** BEGIN DATA SHOWN **

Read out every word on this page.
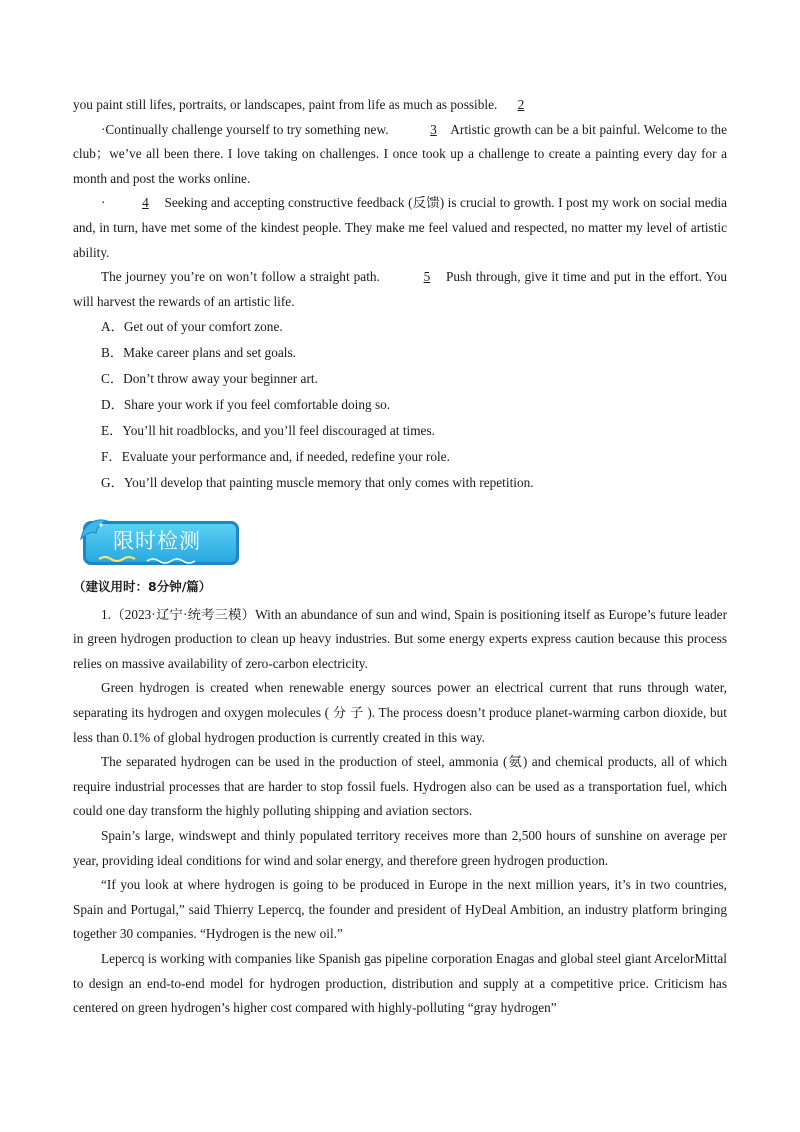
you paint still lifes, portraits, or landscapes, paint from life as much as possible. 2

·Continually challenge yourself to try something new.	3 Artistic growth can be a bit painful. Welcome to the club；we’ve all been there. I love taking on challenges. I once took up a challenge to create a painting every day for a month and post the works online.

·	4 Seeking and accepting constructive feedback (反馈) is crucial to growth. I post my work on social media and, in turn, have met some of the kindest people. They make me feel valued and respected, no matter my level of artistic ability.

The journey you’re on won’t follow a straight path.	5 Push through, give it time and put in the effort. You will harvest the rewards of an artistic life.

A．Get out of your comfort zone.

B．Make career plans and set goals.

C．Don’t throw away your beginner art.

D．Share your work if you feel comfortable doing so.

E．You’ll hit roadblocks, and you’ll feel discouraged at times.

F．Evaluate your performance and, if needed, redefine your role.

G．You’ll develop that painting muscle memory that only comes with repetition.

限时检测

（建议用时：8分钟/篇）

1.（2023·辽宁·统考三模）With an abundance of sun and wind, Spain is positioning itself as Europe’s future leader in green hydrogen production to clean up heavy industries. But some energy experts express caution because this process relies on massive availability of zero-carbon electricity.

Green hydrogen is created when renewable energy sources power an electrical current that runs through water, separating its hydrogen and oxygen molecules ( 分 子 ). The process doesn’t produce planet-warming carbon dioxide, but less than 0.1% of global hydrogen production is currently created in this way.

The separated hydrogen can be used in the production of steel, ammonia (氨) and chemical products, all of which require industrial processes that are harder to stop fossil fuels. Hydrogen also can be used as a transportation fuel, which could one day transform the highly polluting shipping and aviation sectors.

Spain’s large, windswept and thinly populated territory receives more than 2,500 hours of sunshine on average per year, providing ideal conditions for wind and solar energy, and therefore green hydrogen production.

“If you look at where hydrogen is going to be produced in Europe in the next million years, it’s in two countries, Spain and Portugal,” said Thierry Lepercq, the founder and president of HyDeal Ambition, an industry platform bringing together 30 companies. “Hydrogen is the new oil.”

Lepercq is working with companies like Spanish gas pipeline corporation Enagas and global steel giant ArcelorMittal to design an end-to-end model for hydrogen production, distribution and supply at a competitive price. Criticism has centered on green hydrogen’s higher cost compared with highly-polluting “gray hydrogen”
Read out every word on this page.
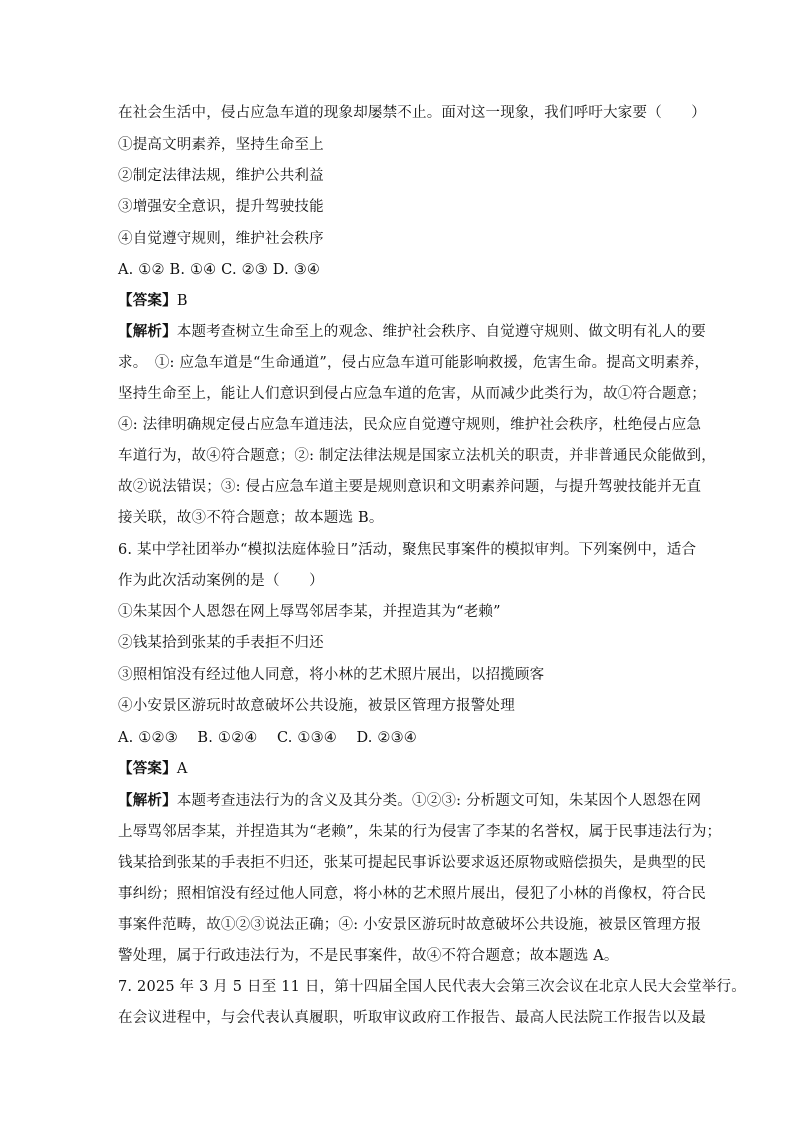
在社会生活中，侵占应急车道的现象却屡禁不止。面对这一现象，我们呼吁大家要（　　）
①提高文明素养，坚持生命至上
②制定法律法规，维护公共利益
③增强安全意识，提升驾驶技能
④自觉遵守规则，维护社会秩序
A. ①② B. ①④ C. ②③ D. ③④
【答案】B
【解析】本题考查树立生命至上的观念、维护社会秩序、自觉遵守规则、做文明有礼人的要
求。　①: 应急车道是“生命通道”，侵占应急车道可能影响救援，危害生命。提高文明素养，
坚持生命至上，能让人们意识到侵占应急车道的危害，从而减少此类行为，故①符合题意；
④: 法律明确规定侵占应急车道违法，民众应自觉遵守规则，维护社会秩序，杜绝侵占应急
车道行为，故④符合题意；②: 制定法律法规是国家立法机关的职责，并非普通民众能做到，
故②说法错误；③: 侵占应急车道主要是规则意识和文明素养问题，与提升驾驶技能并无直
接关联，故③不符合题意；故本题选 B。
6. 某中学社团举办“模拟法庭体验日”活动，聚焦民事案件的模拟审判。下列案例中，适合
作为此次活动案例的是（　　）
①朱某因个人恩怨在网上辱骂邻居李某，并捏造其为“老赖”
②钱某拾到张某的手表拒不归还
③照相馆没有经过他人同意，将小林的艺术照片展出，以招揽顾客
④小安景区游玩时故意破坏公共设施，被景区管理方报警处理
A. ①②③　 B. ①②④　 C. ①③④　 D. ②③④
【答案】A
【解析】本题考查违法行为的含义及其分类。①②③: 分析题文可知，朱某因个人恩怨在网
上辱骂邻居李某，并捏造其为“老赖”，朱某的行为侵害了李某的名誉权，属于民事违法行为；
钱某拾到张某的手表拒不归还，张某可提起民事诉讼要求返还原物或赔偿损失，是典型的民
事纠纷；照相馆没有经过他人同意，将小林的艺术照片展出，侵犯了小林的肖像权，符合民
事案件范畴，故①②③说法正确；④: 小安景区游玩时故意破坏公共设施，被景区管理方报
警处理，属于行政违法行为，不是民事案件，故④不符合题意；故本题选 A。
7. 2025 年 3 月 5 日至 11 日，第十四届全国人民代表大会第三次会议在北京人民大会堂举行。
在会议进程中，与会代表认真履职，听取审议政府工作报告、最高人民法院工作报告以及最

** END DATA SHOWN **

Quote the records above in full, dropping each picture.

Read out every word on this page.
you paint still lifes, portraits, or landscapes, paint from life as much as possible. 2

·Continually challenge yourself to try something new.	3 Artistic growth can be a bit painful. Welcome to the club；we’ve all been there. I love taking on challenges. I once took up a challenge to create a painting every day for a month and post the works online.

·	4 Seeking and accepting constructive feedback (反馈) is crucial to growth. I post my work on social media and, in turn, have met some of the kindest people. They make me feel valued and respected, no matter my level of artistic ability.

The journey you’re on won’t follow a straight path.	5 Push through, give it time and put in the effort. You will harvest the rewards of an artistic life.

A．Get out of your comfort zone.

B．Make career plans and set goals.

C．Don’t throw away your beginner art.

D．Share your work if you feel comfortable doing so.

E．You’ll hit roadblocks, and you’ll feel discouraged at times.

F．Evaluate your performance and, if needed, redefine your role.

G．You’ll develop that painting muscle memory that only comes with repetition.

限时检测

（建议用时：8分钟/篇）

1.（2023·辽宁·统考三模）With an abundance of sun and wind, Spain is positioning itself as Europe’s future leader in green hydrogen production to clean up heavy industries. But some energy experts express caution because this process relies on massive availability of zero-carbon electricity.

Green hydrogen is created when renewable energy sources power an electrical current that runs through water, separating its hydrogen and oxygen molecules ( 分 子 ). The process doesn’t produce planet-warming carbon dioxide, but less than 0.1% of global hydrogen production is currently created in this way.

The separated hydrogen can be used in the production of steel, ammonia (氨) and chemical products, all of which require industrial processes that are harder to stop fossil fuels. Hydrogen also can be used as a transportation fuel, which could one day transform the highly polluting shipping and aviation sectors.

Spain’s large, windswept and thinly populated territory receives more than 2,500 hours of sunshine on average per year, providing ideal conditions for wind and solar energy, and therefore green hydrogen production.

“If you look at where hydrogen is going to be produced in Europe in the next million years, it’s in two countries, Spain and Portugal,” said Thierry Lepercq, the founder and president of HyDeal Ambition, an industry platform bringing together 30 companies. “Hydrogen is the new oil.”

Lepercq is working with companies like Spanish gas pipeline corporation Enagas and global steel giant ArcelorMittal to design an end-to-end model for hydrogen production, distribution and supply at a competitive price. Criticism has centered on green hydrogen’s higher cost compared with highly-polluting “gray hydrogen”
Read out every word on this page.
在社会生活中，侵占应急车道的现象却屡禁不止。面对这一现象，我们呼吁大家要（　　）
①提高文明素养，坚持生命至上
②制定法律法规，维护公共利益
③增强安全意识，提升驾驶技能
④自觉遵守规则，维护社会秩序
A. ①② B. ①④ C. ②③ D. ③④
【答案】B
【解析】本题考查树立生命至上的观念、维护社会秩序、自觉遵守规则、做文明有礼人的要
求。　①: 应急车道是“生命通道”，侵占应急车道可能影响救援，危害生命。提高文明素养，
坚持生命至上，能让人们意识到侵占应急车道的危害，从而减少此类行为，故①符合题意；
④: 法律明确规定侵占应急车道违法，民众应自觉遵守规则，维护社会秩序，杜绝侵占应急
车道行为，故④符合题意；②: 制定法律法规是国家立法机关的职责，并非普通民众能做到，
故②说法错误；③: 侵占应急车道主要是规则意识和文明素养问题，与提升驾驶技能并无直
接关联，故③不符合题意；故本题选 B。
6. 某中学社团举办“模拟法庭体验日”活动，聚焦民事案件的模拟审判。下列案例中，适合
作为此次活动案例的是（　　）
①朱某因个人恩怨在网上辱骂邻居李某，并捏造其为“老赖”
②钱某拾到张某的手表拒不归还
③照相馆没有经过他人同意，将小林的艺术照片展出，以招揽顾客
④小安景区游玩时故意破坏公共设施，被景区管理方报警处理
A. ①②③　 B. ①②④　 C. ①③④　 D. ②③④
【答案】A
【解析】本题考查违法行为的含义及其分类。①②③: 分析题文可知，朱某因个人恩怨在网
上辱骂邻居李某，并捏造其为“老赖”，朱某的行为侵害了李某的名誉权，属于民事违法行为；
钱某拾到张某的手表拒不归还，张某可提起民事诉讼要求返还原物或赔偿损失，是典型的民
事纠纷；照相馆没有经过他人同意，将小林的艺术照片展出，侵犯了小林的肖像权，符合民
事案件范畴，故①②③说法正确；④: 小安景区游玩时故意破坏公共设施，被景区管理方报
警处理，属于行政违法行为，不是民事案件，故④不符合题意；故本题选 A。
7. 2025 年 3 月 5 日至 11 日，第十四届全国人民代表大会第三次会议在北京人民大会堂举行。
在会议进程中，与会代表认真履职，听取审议政府工作报告、最高人民法院工作报告以及最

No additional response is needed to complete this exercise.